## [Your objective]
Repeat, exactly and completely, the entries shown underneath.

[Collected data entries]
********************

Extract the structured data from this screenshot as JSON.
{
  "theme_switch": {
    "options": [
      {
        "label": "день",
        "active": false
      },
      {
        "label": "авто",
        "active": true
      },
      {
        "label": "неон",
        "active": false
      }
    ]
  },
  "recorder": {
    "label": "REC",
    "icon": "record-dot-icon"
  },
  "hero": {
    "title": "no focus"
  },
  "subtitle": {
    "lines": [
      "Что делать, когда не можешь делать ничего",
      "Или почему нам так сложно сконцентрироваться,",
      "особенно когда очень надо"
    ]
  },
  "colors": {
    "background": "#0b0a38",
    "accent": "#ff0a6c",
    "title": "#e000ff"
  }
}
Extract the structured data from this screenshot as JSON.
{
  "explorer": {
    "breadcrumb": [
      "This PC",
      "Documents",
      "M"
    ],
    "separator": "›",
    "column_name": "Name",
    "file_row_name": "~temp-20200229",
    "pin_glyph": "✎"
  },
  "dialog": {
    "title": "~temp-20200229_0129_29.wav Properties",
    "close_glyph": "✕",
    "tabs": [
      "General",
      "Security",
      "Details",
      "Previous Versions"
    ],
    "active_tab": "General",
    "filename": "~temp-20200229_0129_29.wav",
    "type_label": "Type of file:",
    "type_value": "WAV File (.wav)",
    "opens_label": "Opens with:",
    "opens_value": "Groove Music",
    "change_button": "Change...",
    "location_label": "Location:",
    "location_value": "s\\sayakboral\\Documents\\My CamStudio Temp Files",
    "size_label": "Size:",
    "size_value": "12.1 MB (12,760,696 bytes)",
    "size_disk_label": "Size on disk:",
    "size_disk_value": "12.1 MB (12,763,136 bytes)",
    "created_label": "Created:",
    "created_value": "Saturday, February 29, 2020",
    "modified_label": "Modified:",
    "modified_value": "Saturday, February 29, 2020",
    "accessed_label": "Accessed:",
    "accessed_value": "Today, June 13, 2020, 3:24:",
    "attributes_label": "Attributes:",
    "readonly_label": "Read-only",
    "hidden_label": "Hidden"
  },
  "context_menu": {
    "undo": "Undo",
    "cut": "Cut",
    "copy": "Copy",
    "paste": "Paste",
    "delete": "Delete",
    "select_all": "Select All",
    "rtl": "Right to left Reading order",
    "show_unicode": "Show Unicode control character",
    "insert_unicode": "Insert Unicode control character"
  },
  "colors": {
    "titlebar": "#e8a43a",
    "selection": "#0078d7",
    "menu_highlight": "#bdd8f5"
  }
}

********************

## [Exercise answer]
Extract the structured data from this screenshot as JSON.
{
  "theme_switch": {
    "options": [
      {
        "label": "день",
        "active": false
      },
      {
        "label": "авто",
        "active": true
      },
      {
        "label": "неон",
        "active": false
      }
    ]
  },
  "recorder": {
    "label": "REC",
    "icon": "record-dot-icon"
  },
  "hero": {
    "title": "no focus"
  },
  "subtitle": {
    "lines": [
      "Что делать, когда не можешь делать ничего",
      "Или почему нам так сложно сконцентрироваться,",
      "особенно когда очень надо"
    ]
  },
  "colors": {
    "background": "#0b0a38",
    "accent": "#ff0a6c",
    "title": "#e000ff"
  }
}
Extract the structured data from this screenshot as JSON.
{
  "explorer": {
    "breadcrumb": [
      "This PC",
      "Documents",
      "M"
    ],
    "separator": "›",
    "column_name": "Name",
    "file_row_name": "~temp-20200229",
    "pin_glyph": "✎"
  },
  "dialog": {
    "title": "~temp-20200229_0129_29.wav Properties",
    "close_glyph": "✕",
    "tabs": [
      "General",
      "Security",
      "Details",
      "Previous Versions"
    ],
    "active_tab": "General",
    "filename": "~temp-20200229_0129_29.wav",
    "type_label": "Type of file:",
    "type_value": "WAV File (.wav)",
    "opens_label": "Opens with:",
    "opens_value": "Groove Music",
    "change_button": "Change...",
    "location_label": "Location:",
    "location_value": "s\\sayakboral\\Documents\\My CamStudio Temp Files",
    "size_label": "Size:",
    "size_value": "12.1 MB (12,760,696 bytes)",
    "size_disk_label": "Size on disk:",
    "size_disk_value": "12.1 MB (12,763,136 bytes)",
    "created_label": "Created:",
    "created_value": "Saturday, February 29, 2020",
    "modified_label": "Modified:",
    "modified_value": "Saturday, February 29, 2020",
    "accessed_label": "Accessed:",
    "accessed_value": "Today, June 13, 2020, 3:24:",
    "attributes_label": "Attributes:",
    "readonly_label": "Read-only",
    "hidden_label": "Hidden"
  },
  "context_menu": {
    "undo": "Undo",
    "cut": "Cut",
    "copy": "Copy",
    "paste": "Paste",
    "delete": "Delete",
    "select_all": "Select All",
    "rtl": "Right to left Reading order",
    "show_unicode": "Show Unicode control character",
    "insert_unicode": "Insert Unicode control character"
  },
  "colors": {
    "titlebar": "#e8a43a",
    "selection": "#0078d7",
    "menu_highlight": "#bdd8f5"
  }
}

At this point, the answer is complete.